● **STATED GOAL**
Here are records with pictures in them. Copy all of them exactly and leave the pictures out.

● **MATERIAL SUPPLIED**
········

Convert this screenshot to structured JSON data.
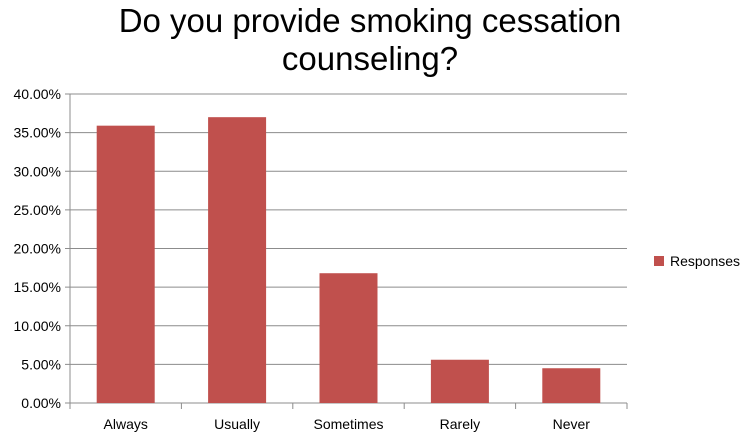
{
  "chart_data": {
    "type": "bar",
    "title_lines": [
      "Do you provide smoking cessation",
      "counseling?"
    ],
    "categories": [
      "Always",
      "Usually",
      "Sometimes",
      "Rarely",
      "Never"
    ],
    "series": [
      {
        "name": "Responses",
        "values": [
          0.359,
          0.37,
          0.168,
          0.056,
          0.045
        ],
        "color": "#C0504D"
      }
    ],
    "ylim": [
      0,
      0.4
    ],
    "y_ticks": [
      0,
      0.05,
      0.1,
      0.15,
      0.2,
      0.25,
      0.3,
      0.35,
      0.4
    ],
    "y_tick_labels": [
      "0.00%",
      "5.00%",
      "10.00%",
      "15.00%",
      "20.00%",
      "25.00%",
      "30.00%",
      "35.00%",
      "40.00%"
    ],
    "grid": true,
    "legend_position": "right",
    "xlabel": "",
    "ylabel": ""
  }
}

········

● **SOLUTION TO THE PROBLEM**
Convert this screenshot to structured JSON data.
{
  "chart_data": {
    "type": "bar",
    "title_lines": [
      "Do you provide smoking cessation",
      "counseling?"
    ],
    "categories": [
      "Always",
      "Usually",
      "Sometimes",
      "Rarely",
      "Never"
    ],
    "series": [
      {
        "name": "Responses",
        "values": [
          0.359,
          0.37,
          0.168,
          0.056,
          0.045
        ],
        "color": "#C0504D"
      }
    ],
    "ylim": [
      0,
      0.4
    ],
    "y_ticks": [
      0,
      0.05,
      0.1,
      0.15,
      0.2,
      0.25,
      0.3,
      0.35,
      0.4
    ],
    "y_tick_labels": [
      "0.00%",
      "5.00%",
      "10.00%",
      "15.00%",
      "20.00%",
      "25.00%",
      "30.00%",
      "35.00%",
      "40.00%"
    ],
    "grid": true,
    "legend_position": "right",
    "xlabel": "",
    "ylabel": ""
  }
}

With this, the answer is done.